--- START Supplied information ---
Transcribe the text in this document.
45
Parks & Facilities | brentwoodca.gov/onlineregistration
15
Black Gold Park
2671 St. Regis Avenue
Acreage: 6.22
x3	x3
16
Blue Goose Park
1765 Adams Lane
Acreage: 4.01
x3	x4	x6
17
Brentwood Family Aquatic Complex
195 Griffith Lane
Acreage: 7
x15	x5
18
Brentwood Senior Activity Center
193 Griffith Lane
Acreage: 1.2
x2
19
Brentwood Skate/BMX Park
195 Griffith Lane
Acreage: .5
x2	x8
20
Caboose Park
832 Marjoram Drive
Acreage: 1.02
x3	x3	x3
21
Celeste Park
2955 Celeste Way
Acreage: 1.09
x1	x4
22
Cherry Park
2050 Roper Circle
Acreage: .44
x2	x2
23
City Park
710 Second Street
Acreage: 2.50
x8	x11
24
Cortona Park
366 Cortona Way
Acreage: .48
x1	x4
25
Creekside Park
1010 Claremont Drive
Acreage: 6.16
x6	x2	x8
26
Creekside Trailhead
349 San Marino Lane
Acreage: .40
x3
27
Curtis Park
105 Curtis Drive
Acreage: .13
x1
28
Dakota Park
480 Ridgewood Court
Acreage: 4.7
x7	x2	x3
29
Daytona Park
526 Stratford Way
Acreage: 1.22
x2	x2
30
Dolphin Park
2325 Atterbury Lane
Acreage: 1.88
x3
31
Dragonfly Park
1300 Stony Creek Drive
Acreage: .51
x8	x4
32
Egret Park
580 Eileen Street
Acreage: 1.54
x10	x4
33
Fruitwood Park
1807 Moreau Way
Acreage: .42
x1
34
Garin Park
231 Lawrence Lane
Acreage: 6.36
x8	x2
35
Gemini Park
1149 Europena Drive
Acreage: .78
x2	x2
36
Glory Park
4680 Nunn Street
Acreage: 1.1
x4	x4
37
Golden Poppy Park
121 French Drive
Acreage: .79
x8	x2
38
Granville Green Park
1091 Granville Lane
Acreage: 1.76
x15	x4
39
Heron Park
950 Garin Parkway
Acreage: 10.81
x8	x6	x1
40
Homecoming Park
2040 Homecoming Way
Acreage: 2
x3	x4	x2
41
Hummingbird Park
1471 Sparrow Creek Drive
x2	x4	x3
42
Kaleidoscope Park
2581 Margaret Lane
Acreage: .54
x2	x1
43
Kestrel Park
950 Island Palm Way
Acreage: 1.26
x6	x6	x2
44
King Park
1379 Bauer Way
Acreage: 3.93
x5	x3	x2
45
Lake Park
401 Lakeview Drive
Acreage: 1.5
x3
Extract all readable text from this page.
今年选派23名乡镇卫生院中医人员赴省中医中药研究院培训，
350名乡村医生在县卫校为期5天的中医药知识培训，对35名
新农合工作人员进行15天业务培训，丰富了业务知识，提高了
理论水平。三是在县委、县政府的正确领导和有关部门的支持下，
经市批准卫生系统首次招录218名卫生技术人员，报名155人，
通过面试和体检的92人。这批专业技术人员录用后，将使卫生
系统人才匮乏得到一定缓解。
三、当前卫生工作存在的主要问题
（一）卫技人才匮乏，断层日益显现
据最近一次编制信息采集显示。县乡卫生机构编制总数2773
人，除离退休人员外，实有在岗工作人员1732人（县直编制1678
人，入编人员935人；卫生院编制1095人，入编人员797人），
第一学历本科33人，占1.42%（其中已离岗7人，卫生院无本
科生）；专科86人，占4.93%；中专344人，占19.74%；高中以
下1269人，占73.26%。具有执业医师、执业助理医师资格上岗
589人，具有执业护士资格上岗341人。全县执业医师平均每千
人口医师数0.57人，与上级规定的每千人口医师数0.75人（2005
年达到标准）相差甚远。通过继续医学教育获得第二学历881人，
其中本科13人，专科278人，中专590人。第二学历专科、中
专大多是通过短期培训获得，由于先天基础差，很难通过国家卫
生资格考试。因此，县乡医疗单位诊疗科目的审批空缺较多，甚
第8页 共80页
--- END Supplied information ---
- Problem description
Every entry in the listing must be retyped exactly.

- Answer to this exercise
Transcribe the text in this document.
45
Parks & Facilities | brentwoodca.gov/onlineregistration
15
Black Gold Park
2671 St. Regis Avenue
Acreage: 6.22
x3	x3
16
Blue Goose Park
1765 Adams Lane
Acreage: 4.01
x3	x4	x6
17
Brentwood Family Aquatic Complex
195 Griffith Lane
Acreage: 7
x15	x5
18
Brentwood Senior Activity Center
193 Griffith Lane
Acreage: 1.2
x2
19
Brentwood Skate/BMX Park
195 Griffith Lane
Acreage: .5
x2	x8
20
Caboose Park
832 Marjoram Drive
Acreage: 1.02
x3	x3	x3
21
Celeste Park
2955 Celeste Way
Acreage: 1.09
x1	x4
22
Cherry Park
2050 Roper Circle
Acreage: .44
x2	x2
23
City Park
710 Second Street
Acreage: 2.50
x8	x11
24
Cortona Park
366 Cortona Way
Acreage: .48
x1	x4
25
Creekside Park
1010 Claremont Drive
Acreage: 6.16
x6	x2	x8
26
Creekside Trailhead
349 San Marino Lane
Acreage: .40
x3
27
Curtis Park
105 Curtis Drive
Acreage: .13
x1
28
Dakota Park
480 Ridgewood Court
Acreage: 4.7
x7	x2	x3
29
Daytona Park
526 Stratford Way
Acreage: 1.22
x2	x2
30
Dolphin Park
2325 Atterbury Lane
Acreage: 1.88
x3
31
Dragonfly Park
1300 Stony Creek Drive
Acreage: .51
x8	x4
32
Egret Park
580 Eileen Street
Acreage: 1.54
x10	x4
33
Fruitwood Park
1807 Moreau Way
Acreage: .42
x1
34
Garin Park
231 Lawrence Lane
Acreage: 6.36
x8	x2
35
Gemini Park
1149 Europena Drive
Acreage: .78
x2	x2
36
Glory Park
4680 Nunn Street
Acreage: 1.1
x4	x4
37
Golden Poppy Park
121 French Drive
Acreage: .79
x8	x2
38
Granville Green Park
1091 Granville Lane
Acreage: 1.76
x15	x4
39
Heron Park
950 Garin Parkway
Acreage: 10.81
x8	x6	x1
40
Homecoming Park
2040 Homecoming Way
Acreage: 2
x3	x4	x2
41
Hummingbird Park
1471 Sparrow Creek Drive
x2	x4	x3
42
Kaleidoscope Park
2581 Margaret Lane
Acreage: .54
x2	x1
43
Kestrel Park
950 Island Palm Way
Acreage: 1.26
x6	x6	x2
44
King Park
1379 Bauer Way
Acreage: 3.93
x5	x3	x2
45
Lake Park
401 Lakeview Drive
Acreage: 1.5
x3
Extract all readable text from this page.
今年选派23名乡镇卫生院中医人员赴省中医中药研究院培训，
350名乡村医生在县卫校为期5天的中医药知识培训，对35名
新农合工作人员进行15天业务培训，丰富了业务知识，提高了
理论水平。三是在县委、县政府的正确领导和有关部门的支持下，
经市批准卫生系统首次招录218名卫生技术人员，报名155人，
通过面试和体检的92人。这批专业技术人员录用后，将使卫生
系统人才匮乏得到一定缓解。
三、当前卫生工作存在的主要问题
（一）卫技人才匮乏，断层日益显现
据最近一次编制信息采集显示。县乡卫生机构编制总数2773
人，除离退休人员外，实有在岗工作人员1732人（县直编制1678
人，入编人员935人；卫生院编制1095人，入编人员797人），
第一学历本科33人，占1.42%（其中已离岗7人，卫生院无本
科生）；专科86人，占4.93%；中专344人，占19.74%；高中以
下1269人，占73.26%。具有执业医师、执业助理医师资格上岗
589人，具有执业护士资格上岗341人。全县执业医师平均每千
人口医师数0.57人，与上级规定的每千人口医师数0.75人（2005
年达到标准）相差甚远。通过继续医学教育获得第二学历881人，
其中本科13人，专科278人，中专590人。第二学历专科、中
专大多是通过短期培训获得，由于先天基础差，很难通过国家卫
生资格考试。因此，县乡医疗单位诊疗科目的审批空缺较多，甚
第8页 共80页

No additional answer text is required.